◆ **Stated exercise**: Your task is to copy every line of the records below that contains "Театральний".
##### Data shown #####
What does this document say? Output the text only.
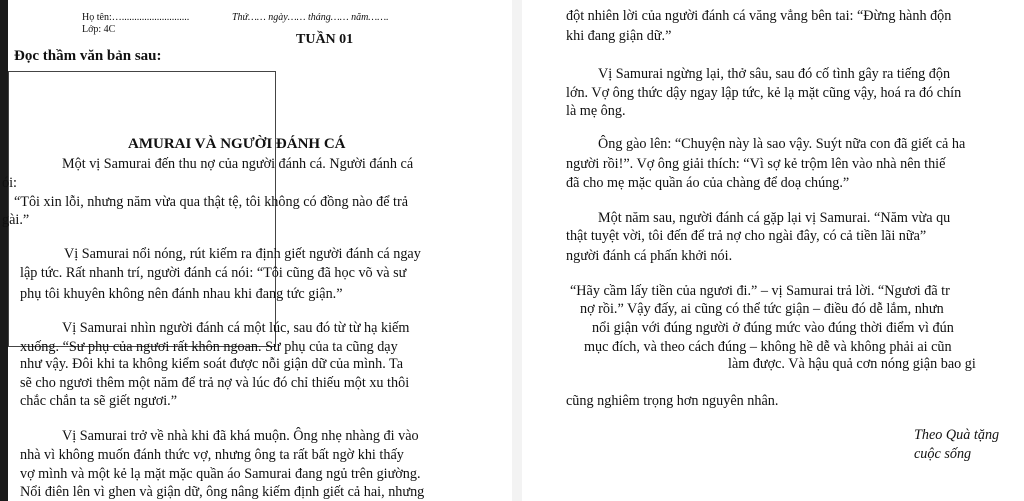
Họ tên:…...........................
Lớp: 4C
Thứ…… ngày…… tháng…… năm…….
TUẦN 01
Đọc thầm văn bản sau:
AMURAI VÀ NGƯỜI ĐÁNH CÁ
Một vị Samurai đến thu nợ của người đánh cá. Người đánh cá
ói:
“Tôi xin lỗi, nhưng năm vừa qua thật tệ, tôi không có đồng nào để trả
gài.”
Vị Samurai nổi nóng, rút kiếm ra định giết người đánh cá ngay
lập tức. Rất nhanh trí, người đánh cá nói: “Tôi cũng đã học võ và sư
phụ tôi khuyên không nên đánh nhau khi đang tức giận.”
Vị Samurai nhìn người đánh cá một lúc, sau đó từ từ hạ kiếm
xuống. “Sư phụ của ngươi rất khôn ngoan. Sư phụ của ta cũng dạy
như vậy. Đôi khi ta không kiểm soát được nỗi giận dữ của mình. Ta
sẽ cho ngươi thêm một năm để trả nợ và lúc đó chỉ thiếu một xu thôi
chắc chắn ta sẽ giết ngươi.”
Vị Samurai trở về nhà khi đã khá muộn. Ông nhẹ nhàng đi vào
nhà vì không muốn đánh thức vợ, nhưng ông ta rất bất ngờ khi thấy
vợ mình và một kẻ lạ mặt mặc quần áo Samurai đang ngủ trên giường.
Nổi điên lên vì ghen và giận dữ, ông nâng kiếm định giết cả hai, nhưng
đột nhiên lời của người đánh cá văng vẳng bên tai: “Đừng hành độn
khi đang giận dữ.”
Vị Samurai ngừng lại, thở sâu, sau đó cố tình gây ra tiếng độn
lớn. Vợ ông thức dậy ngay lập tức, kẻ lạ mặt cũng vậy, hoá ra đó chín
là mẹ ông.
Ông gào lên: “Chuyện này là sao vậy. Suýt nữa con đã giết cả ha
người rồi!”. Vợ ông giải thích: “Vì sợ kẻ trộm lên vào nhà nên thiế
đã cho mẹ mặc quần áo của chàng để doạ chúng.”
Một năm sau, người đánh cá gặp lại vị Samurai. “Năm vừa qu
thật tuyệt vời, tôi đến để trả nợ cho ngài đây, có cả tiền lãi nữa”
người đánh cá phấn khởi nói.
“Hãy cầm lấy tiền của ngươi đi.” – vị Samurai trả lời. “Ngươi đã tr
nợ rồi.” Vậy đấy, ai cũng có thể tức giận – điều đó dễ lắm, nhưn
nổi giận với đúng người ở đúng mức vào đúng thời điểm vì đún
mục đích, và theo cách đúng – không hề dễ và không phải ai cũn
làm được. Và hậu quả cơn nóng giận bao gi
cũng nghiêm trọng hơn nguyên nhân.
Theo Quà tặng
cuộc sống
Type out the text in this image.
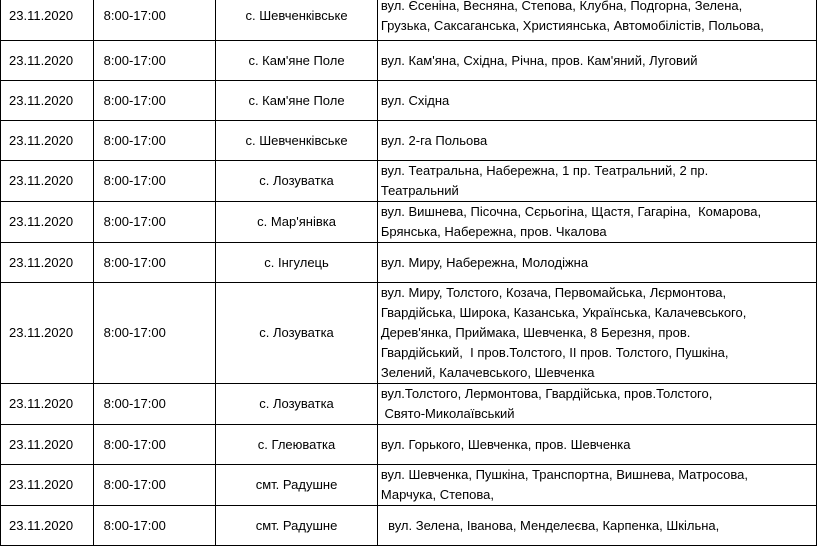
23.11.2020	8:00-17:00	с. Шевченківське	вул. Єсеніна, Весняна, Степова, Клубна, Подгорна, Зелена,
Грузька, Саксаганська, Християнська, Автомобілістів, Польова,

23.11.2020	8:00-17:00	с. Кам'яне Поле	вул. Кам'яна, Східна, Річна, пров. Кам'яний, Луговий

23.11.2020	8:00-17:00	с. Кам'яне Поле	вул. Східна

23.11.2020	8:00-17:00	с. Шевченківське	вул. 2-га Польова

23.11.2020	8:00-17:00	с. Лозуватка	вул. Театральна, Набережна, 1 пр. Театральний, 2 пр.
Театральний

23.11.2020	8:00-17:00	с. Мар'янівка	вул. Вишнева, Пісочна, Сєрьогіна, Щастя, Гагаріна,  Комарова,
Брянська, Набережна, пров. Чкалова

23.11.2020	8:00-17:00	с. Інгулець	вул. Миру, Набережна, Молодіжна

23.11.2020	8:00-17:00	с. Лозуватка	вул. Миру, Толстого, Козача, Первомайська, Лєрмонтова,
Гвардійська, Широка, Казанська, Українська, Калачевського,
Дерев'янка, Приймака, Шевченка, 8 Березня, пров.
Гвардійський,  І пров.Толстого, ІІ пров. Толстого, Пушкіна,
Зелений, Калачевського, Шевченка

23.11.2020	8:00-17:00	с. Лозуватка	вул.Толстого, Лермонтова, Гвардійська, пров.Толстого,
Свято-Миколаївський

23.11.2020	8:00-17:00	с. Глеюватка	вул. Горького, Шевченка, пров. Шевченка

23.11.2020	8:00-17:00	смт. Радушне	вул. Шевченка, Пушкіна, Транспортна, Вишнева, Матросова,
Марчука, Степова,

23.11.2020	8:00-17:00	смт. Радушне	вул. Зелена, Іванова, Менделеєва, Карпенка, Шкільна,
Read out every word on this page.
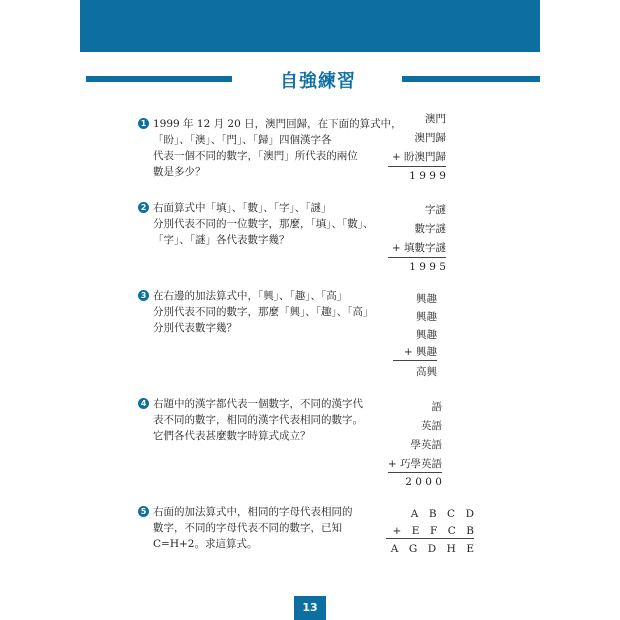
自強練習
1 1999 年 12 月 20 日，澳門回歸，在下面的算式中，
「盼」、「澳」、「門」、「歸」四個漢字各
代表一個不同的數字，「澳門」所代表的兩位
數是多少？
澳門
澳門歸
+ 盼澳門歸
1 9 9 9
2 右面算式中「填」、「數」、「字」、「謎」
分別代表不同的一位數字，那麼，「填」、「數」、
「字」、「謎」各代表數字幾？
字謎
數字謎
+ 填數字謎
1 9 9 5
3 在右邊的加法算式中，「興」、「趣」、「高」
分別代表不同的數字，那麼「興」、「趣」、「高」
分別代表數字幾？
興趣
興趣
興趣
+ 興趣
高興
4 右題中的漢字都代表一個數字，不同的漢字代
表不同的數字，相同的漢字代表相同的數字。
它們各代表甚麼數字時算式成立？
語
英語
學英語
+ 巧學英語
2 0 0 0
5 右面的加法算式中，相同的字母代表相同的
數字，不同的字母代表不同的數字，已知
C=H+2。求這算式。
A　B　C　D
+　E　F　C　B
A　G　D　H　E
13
#####
##### Data shown #####
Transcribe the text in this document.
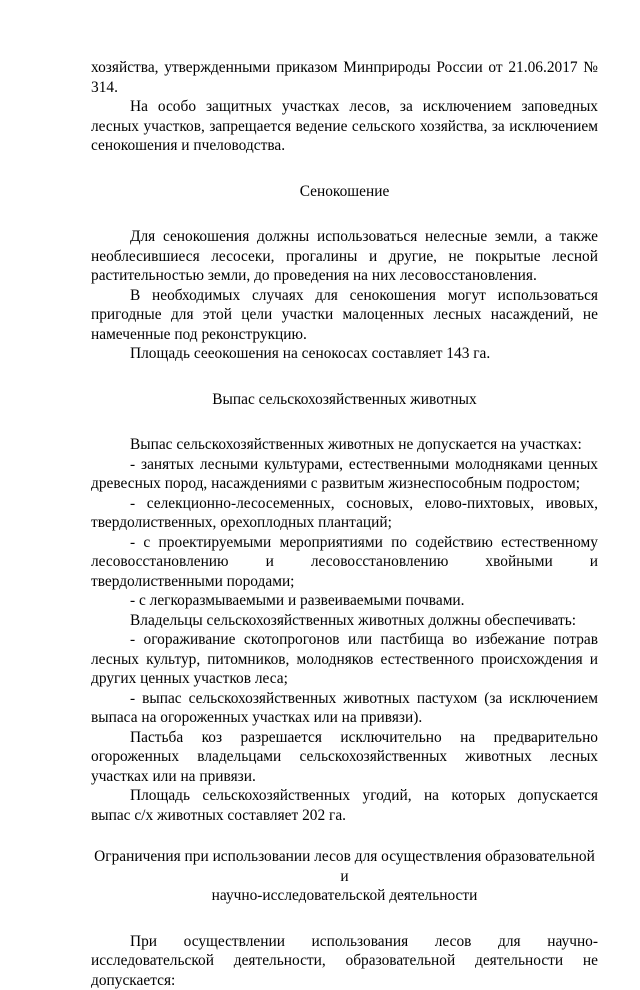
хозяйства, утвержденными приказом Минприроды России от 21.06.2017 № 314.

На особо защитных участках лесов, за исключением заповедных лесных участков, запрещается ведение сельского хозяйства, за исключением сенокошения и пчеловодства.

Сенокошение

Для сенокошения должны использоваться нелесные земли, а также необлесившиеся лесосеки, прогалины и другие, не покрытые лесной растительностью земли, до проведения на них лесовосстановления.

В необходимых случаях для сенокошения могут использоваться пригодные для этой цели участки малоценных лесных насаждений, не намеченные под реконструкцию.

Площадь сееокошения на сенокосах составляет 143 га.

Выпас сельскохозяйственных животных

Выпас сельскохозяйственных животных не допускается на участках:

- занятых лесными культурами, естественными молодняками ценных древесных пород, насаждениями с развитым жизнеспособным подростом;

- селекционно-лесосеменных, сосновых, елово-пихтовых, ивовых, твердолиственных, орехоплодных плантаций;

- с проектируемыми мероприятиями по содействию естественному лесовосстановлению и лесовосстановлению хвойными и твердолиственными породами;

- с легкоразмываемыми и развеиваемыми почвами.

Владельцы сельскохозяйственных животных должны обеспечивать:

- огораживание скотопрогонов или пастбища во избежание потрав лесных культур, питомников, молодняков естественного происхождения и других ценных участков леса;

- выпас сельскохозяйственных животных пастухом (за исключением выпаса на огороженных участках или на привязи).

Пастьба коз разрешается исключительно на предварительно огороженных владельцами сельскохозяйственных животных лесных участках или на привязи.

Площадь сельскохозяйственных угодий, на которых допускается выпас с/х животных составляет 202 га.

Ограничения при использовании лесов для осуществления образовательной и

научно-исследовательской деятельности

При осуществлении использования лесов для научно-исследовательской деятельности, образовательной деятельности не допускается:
#####
◆ **Worked solution**:
23.11.2020	8:00-17:00	с. Лозуватка	вул. Театральна, Набережна, 1 пр. Театральний, 2 пр.
Театральний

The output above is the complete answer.